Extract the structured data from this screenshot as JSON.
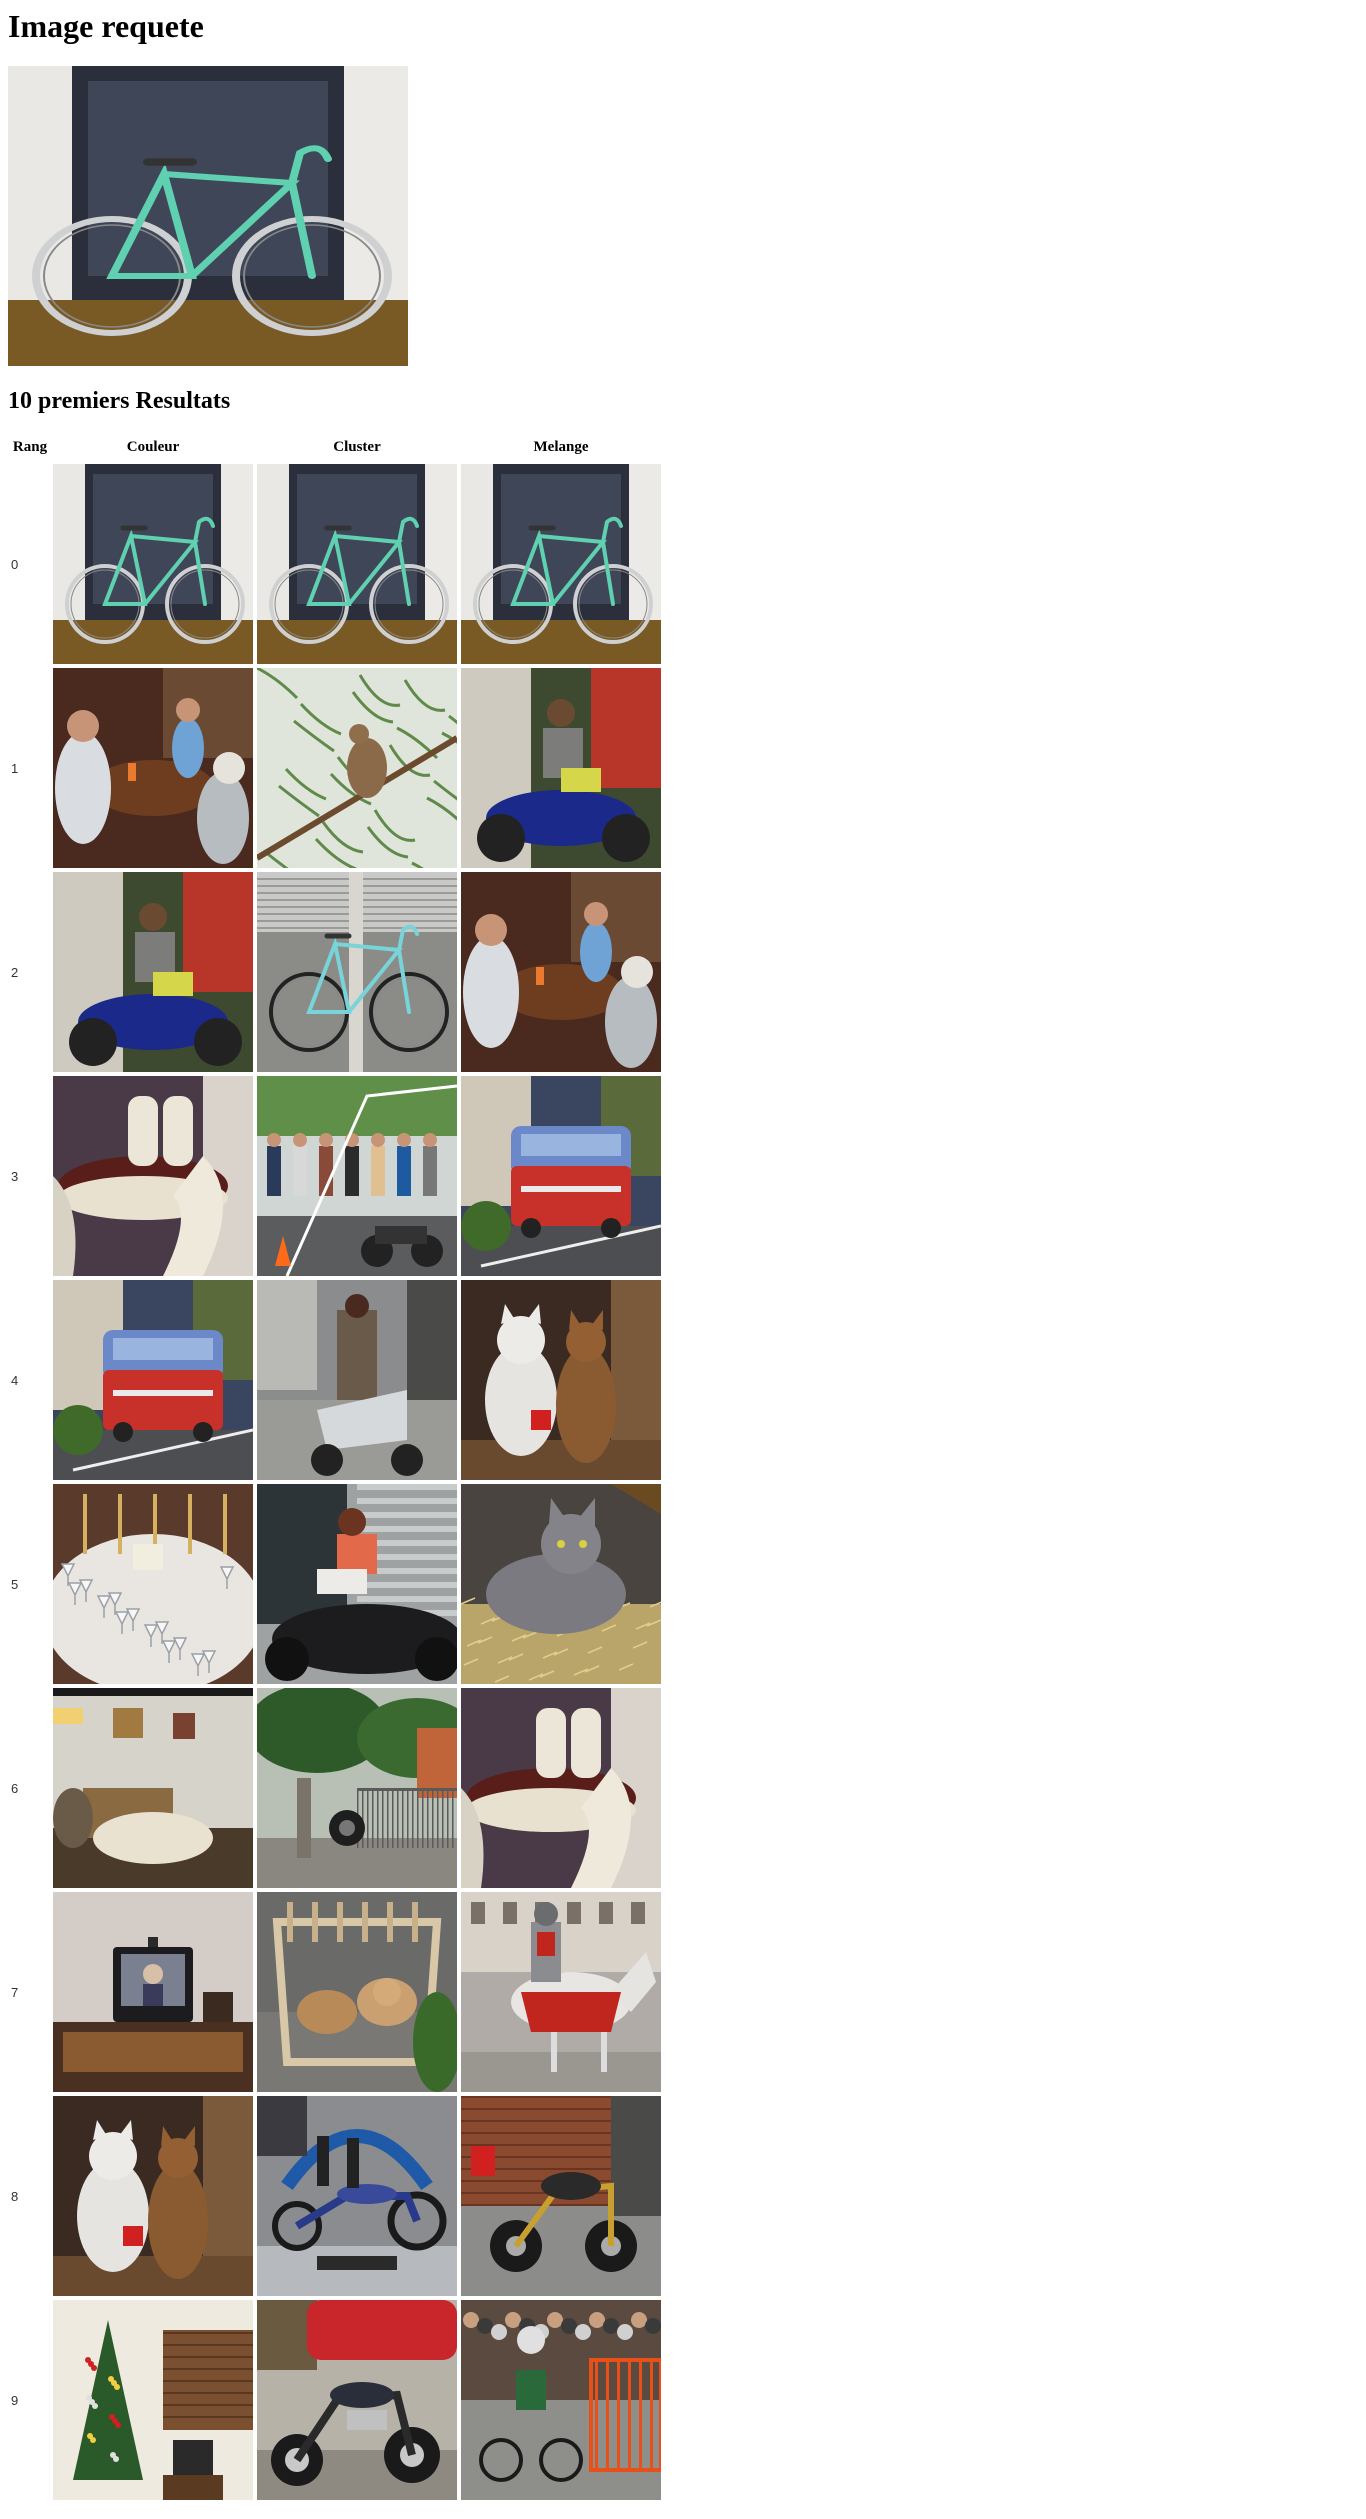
{
  "page": {
    "title": "Image requete",
    "results_title": "10 premiers Resultats"
  },
  "table": {
    "headers": {
      "rank": "Rang",
      "color": "Couleur",
      "cluster": "Cluster",
      "mix": "Melange"
    },
    "rows": [
      {
        "rank": "0",
        "color": "bicycle-mint",
        "cluster": "bicycle-mint",
        "mix": "bicycle-mint"
      },
      {
        "rank": "1",
        "color": "people-table",
        "cluster": "bird-tree",
        "mix": "motorbike-rider"
      },
      {
        "rank": "2",
        "color": "motorbike-rider",
        "cluster": "bicycle-street",
        "mix": "people-table"
      },
      {
        "rank": "3",
        "color": "dining-room",
        "cluster": "motorcycle-crowd",
        "mix": "red-bus"
      },
      {
        "rank": "4",
        "color": "red-bus",
        "cluster": "scooter-woman",
        "mix": "cats-pair"
      },
      {
        "rank": "5",
        "color": "table-glasses",
        "cluster": "woman-motorcycle",
        "mix": "gray-cat-hay"
      },
      {
        "rank": "6",
        "color": "living-room",
        "cluster": "garden-fence",
        "mix": "dining-room"
      },
      {
        "rank": "7",
        "color": "tv-room",
        "cluster": "cat-basket",
        "mix": "knight-horse"
      },
      {
        "rank": "8",
        "color": "cats-pair",
        "cluster": "chopper-show",
        "mix": "street-motorbike"
      },
      {
        "rank": "9",
        "color": "christmas-tree",
        "cluster": "cruiser-bike",
        "mix": "cyclist-race"
      }
    ]
  }
}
──────────────────────────────
Quote the records in their entirety, keeping the wording exact and excluding pictures.

Extract the structured data from this screenshot as JSON.
{
  "page": {
    "title": "Image requete",
    "results_title": "10 premiers Resultats"
  },
  "table": {
    "headers": {
      "rank": "Rang",
      "color": "Couleur",
      "cluster": "Cluster",
      "mix": "Melange"
    },
    "rows": [
      {
        "rank": "0",
        "color": "bicycle-mint",
        "cluster": "bicycle-mint",
        "mix": "bicycle-mint"
      },
      {
        "rank": "1",
        "color": "people-table",
        "cluster": "bird-tree",
        "mix": "motorbike-rider"
      },
      {
        "rank": "2",
        "color": "motorbike-rider",
        "cluster": "bicycle-street",
        "mix": "people-table"
      },
      {
        "rank": "3",
        "color": "dining-room",
        "cluster": "motorcycle-crowd",
        "mix": "red-bus"
      },
      {
        "rank": "4",
        "color": "red-bus",
        "cluster": "scooter-woman",
        "mix": "cats-pair"
      },
      {
        "rank": "5",
        "color": "table-glasses",
        "cluster": "woman-motorcycle",
        "mix": "gray-cat-hay"
      },
      {
        "rank": "6",
        "color": "living-room",
        "cluster": "garden-fence",
        "mix": "dining-room"
      },
      {
        "rank": "7",
        "color": "tv-room",
        "cluster": "cat-basket",
        "mix": "knight-horse"
      },
      {
        "rank": "8",
        "color": "cats-pair",
        "cluster": "chopper-show",
        "mix": "street-motorbike"
      },
      {
        "rank": "9",
        "color": "christmas-tree",
        "cluster": "cruiser-bike",
        "mix": "cyclist-race"
      }
    ]
  }
}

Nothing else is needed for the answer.